Stored items:

┄┄┄┄┄┄┄┄┄┄

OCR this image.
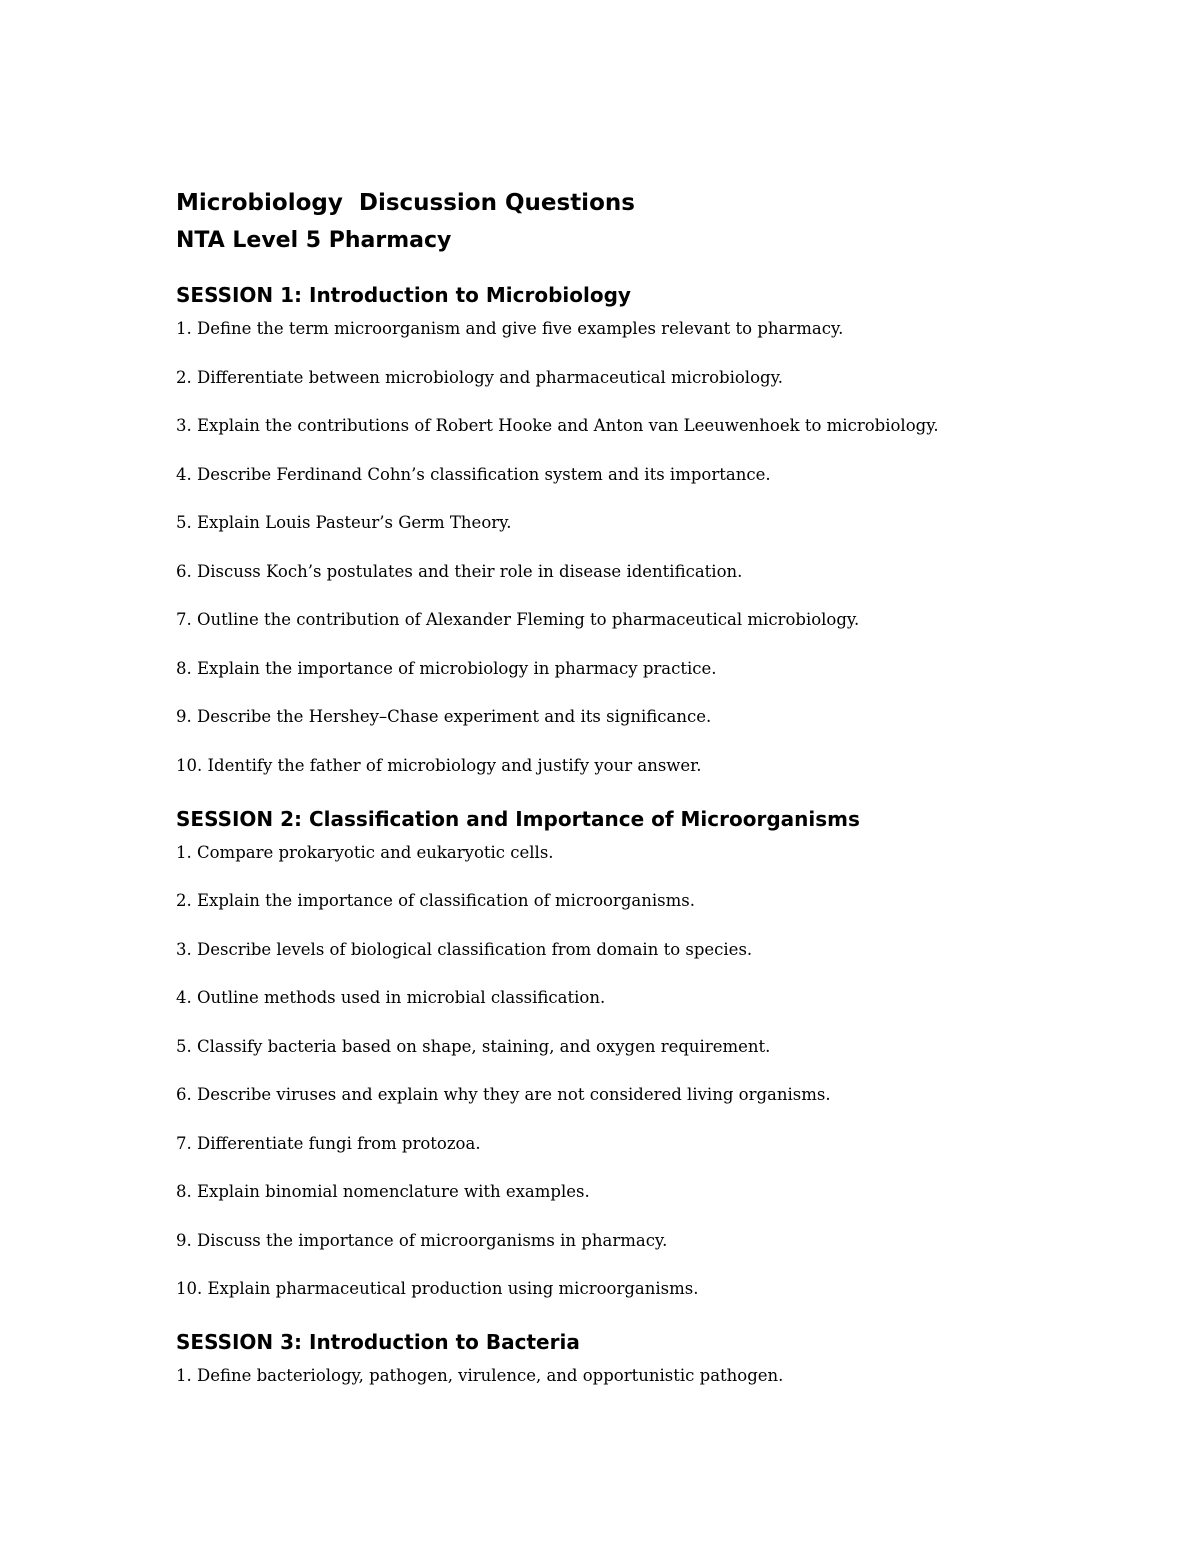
Microbiology  Discussion Questions
NTA Level 5 Pharmacy
SESSION 1: Introduction to Microbiology

1. Define the term microorganism and give five examples relevant to pharmacy.

2. Differentiate between microbiology and pharmaceutical microbiology.

3. Explain the contributions of Robert Hooke and Anton van Leeuwenhoek to microbiology.

4. Describe Ferdinand Cohn’s classification system and its importance.

5. Explain Louis Pasteur’s Germ Theory.

6. Discuss Koch’s postulates and their role in disease identification.

7. Outline the contribution of Alexander Fleming to pharmaceutical microbiology.

8. Explain the importance of microbiology in pharmacy practice.

9. Describe the Hershey–Chase experiment and its significance.

10. Identify the father of microbiology and justify your answer.

SESSION 2: Classification and Importance of Microorganisms

1. Compare prokaryotic and eukaryotic cells.

2. Explain the importance of classification of microorganisms.

3. Describe levels of biological classification from domain to species.

4. Outline methods used in microbial classification.

5. Classify bacteria based on shape, staining, and oxygen requirement.

6. Describe viruses and explain why they are not considered living organisms.

7. Differentiate fungi from protozoa.

8. Explain binomial nomenclature with examples.

9. Discuss the importance of microorganisms in pharmacy.

10. Explain pharmaceutical production using microorganisms.

SESSION 3: Introduction to Bacteria

1. Define bacteriology, pathogen, virulence, and opportunistic pathogen.
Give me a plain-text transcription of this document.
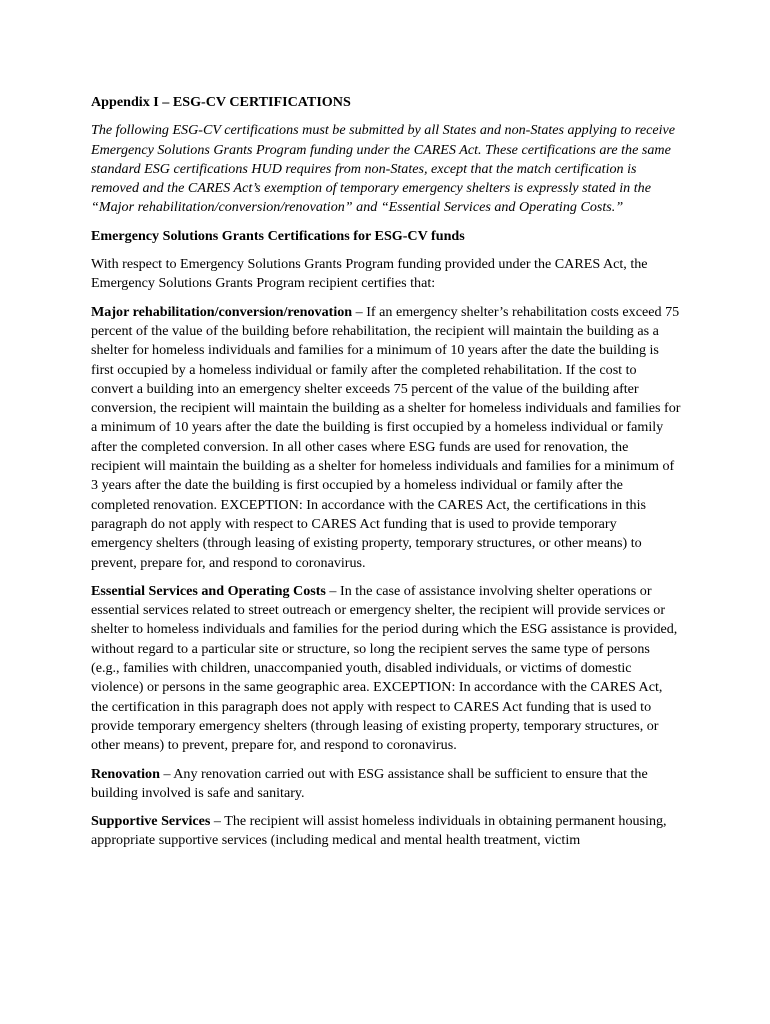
Appendix I – ESG-CV CERTIFICATIONS
The following ESG-CV certifications must be submitted by all States and non-States applying to receive Emergency Solutions Grants Program funding under the CARES Act. These certifications are the same standard ESG certifications HUD requires from non-States, except that the match certification is removed and the CARES Act’s exemption of temporary emergency shelters is expressly stated in the “Major rehabilitation/conversion/renovation” and “Essential Services and Operating Costs.”
Emergency Solutions Grants Certifications for ESG-CV funds

With respect to Emergency Solutions Grants Program funding provided under the CARES Act, the Emergency Solutions Grants Program recipient certifies that:

Major rehabilitation/conversion/renovation – If an emergency shelter’s rehabilitation costs exceed 75 percent of the value of the building before rehabilitation, the recipient will maintain the building as a shelter for homeless individuals and families for a minimum of 10 years after the date the building is first occupied by a homeless individual or family after the completed rehabilitation. If the cost to convert a building into an emergency shelter exceeds 75 percent of the value of the building after conversion, the recipient will maintain the building as a shelter for homeless individuals and families for a minimum of 10 years after the date the building is first occupied by a homeless individual or family after the completed conversion. In all other cases where ESG funds are used for renovation, the recipient will maintain the building as a shelter for homeless individuals and families for a minimum of 3 years after the date the building is first occupied by a homeless individual or family after the completed renovation. EXCEPTION: In accordance with the CARES Act, the certifications in this paragraph do not apply with respect to CARES Act funding that is used to provide temporary emergency shelters (through leasing of existing property, temporary structures, or other means) to prevent, prepare for, and respond to coronavirus.

Essential Services and Operating Costs – In the case of assistance involving shelter operations or essential services related to street outreach or emergency shelter, the recipient will provide services or shelter to homeless individuals and families for the period during which the ESG assistance is provided, without regard to a particular site or structure, so long the recipient serves the same type of persons (e.g., families with children, unaccompanied youth, disabled individuals, or victims of domestic violence) or persons in the same geographic area. EXCEPTION: In accordance with the CARES Act, the certification in this paragraph does not apply with respect to CARES Act funding that is used to provide temporary emergency shelters (through leasing of existing property, temporary structures, or other means) to prevent, prepare for, and respond to coronavirus.

Renovation – Any renovation carried out with ESG assistance shall be sufficient to ensure that the building involved is safe and sanitary.

Supportive Services – The recipient will assist homeless individuals in obtaining permanent housing, appropriate supportive services (including medical and mental health treatment, victim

┄┄┄┄┄┄┄┄┄┄

EXERCISE PROMPT
Of the records above, copy each line that includes "SESSION".

SOLUTION TO THIS PROBLEM
SESSION 1: Introduction to Microbiology
SESSION 2: Classification and Importance of Microorganisms
SESSION 3: Introduction to Bacteria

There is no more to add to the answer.